_原文の抜粋_.
((
Dance in the Storm «« »»連休記

right.gif Republic of hallucination

幻覚の共和国
(1971年晶文社)

金坂健二の「幻覚の共和国」が、良著だったのでご紹介。

帯を見て幼稚なサイケデリック賛歌だったら嫌だなあと心配したものの、読んでみたら表現という行為とそれが抱えるパラドックスを指摘した濃い内容ですた。

金坂健二(1934-1999)

 『金坂健二は、いまでは忘れられた存在に等しいが、60年代後半アングラ映画運動と鋭く過激な評論活動で、一世を風靡した人物。だが、内ゲバ的な内紛で疎んじられ、アングラ映画の流れをひくイメージフォーラムや、インディペンダント・シネマの世界から名前を抹殺されたアングラ映画監督だ。その経緯を書ける立場にボクはないので、その中味は今ははぶく。
))
_表示された記録_.
((
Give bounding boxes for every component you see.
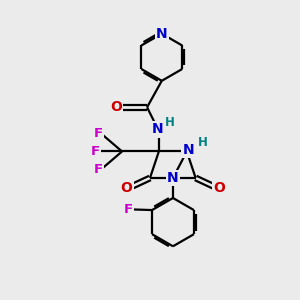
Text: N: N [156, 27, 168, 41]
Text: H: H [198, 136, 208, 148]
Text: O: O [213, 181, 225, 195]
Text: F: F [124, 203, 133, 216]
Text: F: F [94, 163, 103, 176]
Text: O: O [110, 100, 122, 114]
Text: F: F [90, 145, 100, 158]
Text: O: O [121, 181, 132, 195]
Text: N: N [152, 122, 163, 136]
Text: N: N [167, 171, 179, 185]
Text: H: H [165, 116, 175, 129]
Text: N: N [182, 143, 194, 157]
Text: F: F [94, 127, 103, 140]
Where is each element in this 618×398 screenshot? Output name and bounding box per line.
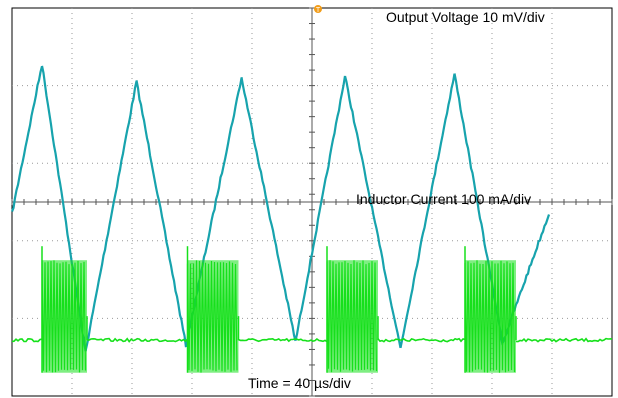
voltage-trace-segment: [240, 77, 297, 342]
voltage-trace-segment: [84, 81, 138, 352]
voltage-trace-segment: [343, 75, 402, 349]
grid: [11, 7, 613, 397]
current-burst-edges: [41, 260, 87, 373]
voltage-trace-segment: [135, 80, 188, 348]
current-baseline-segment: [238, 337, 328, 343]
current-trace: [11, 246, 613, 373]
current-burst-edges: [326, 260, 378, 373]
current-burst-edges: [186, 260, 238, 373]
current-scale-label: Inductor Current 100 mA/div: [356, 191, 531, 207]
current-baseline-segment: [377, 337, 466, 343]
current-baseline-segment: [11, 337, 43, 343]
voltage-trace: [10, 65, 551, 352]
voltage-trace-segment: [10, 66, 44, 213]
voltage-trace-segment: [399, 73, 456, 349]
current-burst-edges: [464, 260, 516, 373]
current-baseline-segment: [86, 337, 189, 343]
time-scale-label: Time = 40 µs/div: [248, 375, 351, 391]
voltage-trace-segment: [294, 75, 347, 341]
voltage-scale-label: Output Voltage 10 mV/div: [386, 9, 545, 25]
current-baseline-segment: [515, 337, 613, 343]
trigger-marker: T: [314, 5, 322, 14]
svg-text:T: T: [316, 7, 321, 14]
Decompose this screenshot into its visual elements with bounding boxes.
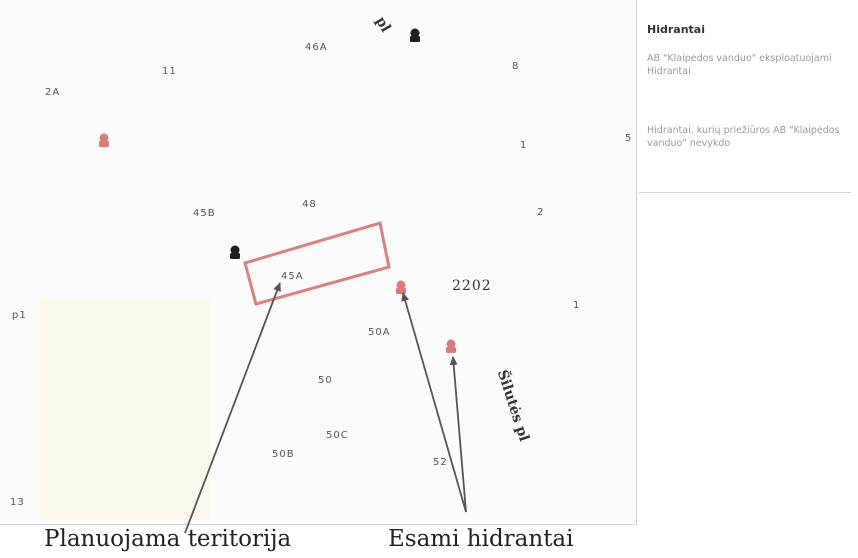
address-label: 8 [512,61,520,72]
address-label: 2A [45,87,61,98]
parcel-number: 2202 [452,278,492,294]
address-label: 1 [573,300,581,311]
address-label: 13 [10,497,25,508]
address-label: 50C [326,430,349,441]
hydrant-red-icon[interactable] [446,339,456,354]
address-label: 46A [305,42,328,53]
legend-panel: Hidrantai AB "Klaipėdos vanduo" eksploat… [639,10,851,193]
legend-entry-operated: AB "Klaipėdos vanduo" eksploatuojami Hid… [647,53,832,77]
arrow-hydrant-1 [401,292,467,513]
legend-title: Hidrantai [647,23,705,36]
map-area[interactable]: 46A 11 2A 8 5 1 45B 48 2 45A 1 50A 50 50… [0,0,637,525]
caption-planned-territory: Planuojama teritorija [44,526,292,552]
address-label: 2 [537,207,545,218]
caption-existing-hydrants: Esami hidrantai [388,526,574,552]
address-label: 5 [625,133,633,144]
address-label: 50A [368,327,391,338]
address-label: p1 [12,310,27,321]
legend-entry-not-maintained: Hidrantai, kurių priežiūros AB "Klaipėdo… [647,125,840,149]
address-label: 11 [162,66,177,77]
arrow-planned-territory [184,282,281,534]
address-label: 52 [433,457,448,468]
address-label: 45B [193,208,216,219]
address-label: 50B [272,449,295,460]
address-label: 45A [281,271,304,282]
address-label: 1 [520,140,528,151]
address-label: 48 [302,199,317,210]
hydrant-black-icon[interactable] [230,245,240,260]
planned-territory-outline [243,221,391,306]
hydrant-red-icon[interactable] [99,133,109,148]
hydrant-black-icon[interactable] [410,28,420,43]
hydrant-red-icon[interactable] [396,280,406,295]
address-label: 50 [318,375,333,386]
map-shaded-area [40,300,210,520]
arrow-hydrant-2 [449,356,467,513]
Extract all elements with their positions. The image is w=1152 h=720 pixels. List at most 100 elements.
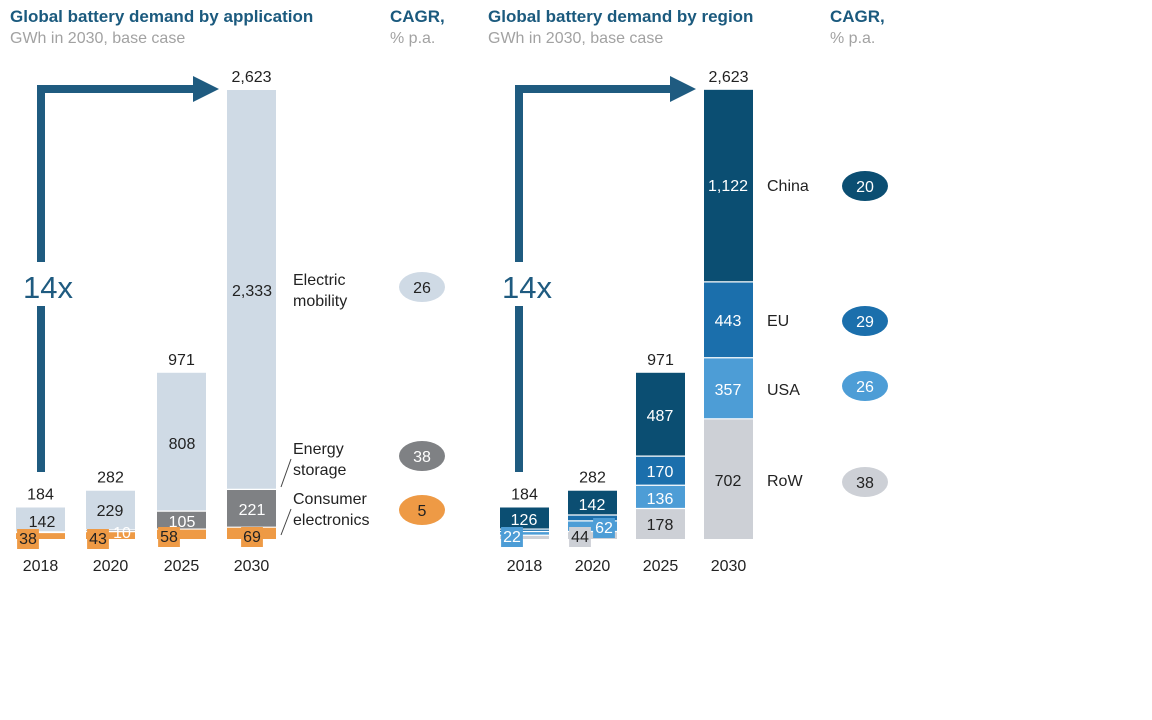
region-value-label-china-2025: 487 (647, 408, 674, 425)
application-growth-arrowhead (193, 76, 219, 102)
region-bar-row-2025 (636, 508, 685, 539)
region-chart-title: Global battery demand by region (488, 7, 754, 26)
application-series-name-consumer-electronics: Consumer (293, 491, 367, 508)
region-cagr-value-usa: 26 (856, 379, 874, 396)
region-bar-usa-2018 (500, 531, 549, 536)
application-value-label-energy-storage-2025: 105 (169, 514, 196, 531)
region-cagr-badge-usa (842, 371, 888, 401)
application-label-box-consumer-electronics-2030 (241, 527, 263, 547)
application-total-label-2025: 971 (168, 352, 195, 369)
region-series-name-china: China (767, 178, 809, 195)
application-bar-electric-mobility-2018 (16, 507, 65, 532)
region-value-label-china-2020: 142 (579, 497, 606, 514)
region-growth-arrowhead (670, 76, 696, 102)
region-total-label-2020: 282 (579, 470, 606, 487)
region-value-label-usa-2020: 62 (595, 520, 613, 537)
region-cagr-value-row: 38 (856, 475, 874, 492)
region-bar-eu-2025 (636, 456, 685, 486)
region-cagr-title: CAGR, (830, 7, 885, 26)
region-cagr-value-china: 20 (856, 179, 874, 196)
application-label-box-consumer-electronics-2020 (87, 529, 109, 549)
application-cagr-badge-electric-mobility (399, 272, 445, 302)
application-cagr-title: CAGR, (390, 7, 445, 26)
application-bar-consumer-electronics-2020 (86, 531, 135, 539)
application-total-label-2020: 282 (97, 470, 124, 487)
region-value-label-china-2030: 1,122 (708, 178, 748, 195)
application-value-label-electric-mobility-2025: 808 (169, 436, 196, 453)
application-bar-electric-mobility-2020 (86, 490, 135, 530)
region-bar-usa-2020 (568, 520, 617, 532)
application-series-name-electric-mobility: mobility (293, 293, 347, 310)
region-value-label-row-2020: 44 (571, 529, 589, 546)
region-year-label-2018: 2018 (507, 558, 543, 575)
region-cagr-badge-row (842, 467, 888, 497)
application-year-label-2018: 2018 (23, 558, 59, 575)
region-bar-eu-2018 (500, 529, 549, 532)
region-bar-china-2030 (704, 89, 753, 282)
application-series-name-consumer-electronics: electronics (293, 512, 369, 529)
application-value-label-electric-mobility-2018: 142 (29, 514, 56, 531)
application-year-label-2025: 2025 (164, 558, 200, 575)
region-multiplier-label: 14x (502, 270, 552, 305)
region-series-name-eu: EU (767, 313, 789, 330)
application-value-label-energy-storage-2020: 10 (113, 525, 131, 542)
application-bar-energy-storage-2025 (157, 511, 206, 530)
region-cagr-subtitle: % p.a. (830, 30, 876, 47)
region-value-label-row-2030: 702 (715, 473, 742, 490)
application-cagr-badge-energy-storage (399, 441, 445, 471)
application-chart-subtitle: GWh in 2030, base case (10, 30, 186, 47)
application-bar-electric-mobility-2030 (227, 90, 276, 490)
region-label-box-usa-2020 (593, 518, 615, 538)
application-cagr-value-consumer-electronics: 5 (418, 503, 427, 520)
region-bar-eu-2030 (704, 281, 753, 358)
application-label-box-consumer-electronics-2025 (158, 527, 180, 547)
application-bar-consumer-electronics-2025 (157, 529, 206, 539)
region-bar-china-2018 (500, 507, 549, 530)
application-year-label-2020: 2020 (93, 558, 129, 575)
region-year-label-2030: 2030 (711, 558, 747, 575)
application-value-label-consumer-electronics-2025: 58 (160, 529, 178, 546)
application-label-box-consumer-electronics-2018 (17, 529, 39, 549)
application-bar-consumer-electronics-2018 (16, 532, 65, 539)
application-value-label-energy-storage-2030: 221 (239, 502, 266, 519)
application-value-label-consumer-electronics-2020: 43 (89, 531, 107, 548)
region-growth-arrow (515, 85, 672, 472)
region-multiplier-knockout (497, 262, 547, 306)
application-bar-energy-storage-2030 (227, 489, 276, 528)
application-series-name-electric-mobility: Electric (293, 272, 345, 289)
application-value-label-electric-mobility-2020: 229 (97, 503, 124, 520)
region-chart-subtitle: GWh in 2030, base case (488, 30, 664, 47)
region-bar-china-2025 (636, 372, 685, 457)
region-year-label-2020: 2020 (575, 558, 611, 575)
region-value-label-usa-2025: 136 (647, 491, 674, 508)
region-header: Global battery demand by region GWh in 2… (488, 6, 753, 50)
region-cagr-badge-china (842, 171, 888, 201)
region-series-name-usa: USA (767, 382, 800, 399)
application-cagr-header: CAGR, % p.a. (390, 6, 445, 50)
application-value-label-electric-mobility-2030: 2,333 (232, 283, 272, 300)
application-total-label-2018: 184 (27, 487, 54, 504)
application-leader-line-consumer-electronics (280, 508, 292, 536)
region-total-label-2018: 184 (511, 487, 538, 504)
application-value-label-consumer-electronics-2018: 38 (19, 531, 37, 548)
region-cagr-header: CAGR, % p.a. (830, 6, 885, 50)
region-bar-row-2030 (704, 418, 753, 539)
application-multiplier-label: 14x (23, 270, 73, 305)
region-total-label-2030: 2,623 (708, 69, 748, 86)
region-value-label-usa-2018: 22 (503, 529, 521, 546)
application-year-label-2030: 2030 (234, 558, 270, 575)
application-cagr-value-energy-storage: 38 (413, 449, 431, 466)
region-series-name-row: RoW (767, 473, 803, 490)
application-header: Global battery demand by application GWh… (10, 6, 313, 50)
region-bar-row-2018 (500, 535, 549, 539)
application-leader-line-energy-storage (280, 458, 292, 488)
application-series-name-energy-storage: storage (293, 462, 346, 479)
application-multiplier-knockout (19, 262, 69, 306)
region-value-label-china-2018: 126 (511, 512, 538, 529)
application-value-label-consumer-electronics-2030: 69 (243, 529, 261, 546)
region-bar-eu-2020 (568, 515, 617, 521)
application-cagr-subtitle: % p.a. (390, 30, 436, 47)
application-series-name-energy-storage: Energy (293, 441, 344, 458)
))
_取り組む課題_. 『幻覚の共和国』と金坂健二を紹介する文章を、最後の文の後から書き進める。 記録はこの作業には関わらない。

_課題の結果_.
 ともかくも、「アングラ」という言葉は金坂健二と『映画評論』誌の映画評論家佐藤重臣が作ったようなもので、状況劇場や恋情桟敷が、代名詞のように思われている「アングラ」は、そもそもは「アンダーグラウンド・シネマ」から来ている。』風雅遁走より

葉隠れを連想させる宣言に始まり、60年代アングラ界隈の生々しい描写とアジテーションが繰り返されて、あとがきで自らのパラドックスを告白するという構成。あとがきに全てが詰まってると言っても過言じゃないです。
 金坂氏は、かなり癖のある人だったらしく、商業作家はもちろん実験映画作家のほぼ全員から嫌われてたなんて噂もあるみたい。実力や功績の割には、資料も少ないしwikiにすら載ってないのはそのせいなのかなあ。アングラという言葉を薄めて「ポケットマネーで行う余興」や「ピーターパン症候群の鎮痛剤」程度に捉えていると間違いなく殴られますw

■全てに賛同しているわけではないけど、気になった箇所をメモ。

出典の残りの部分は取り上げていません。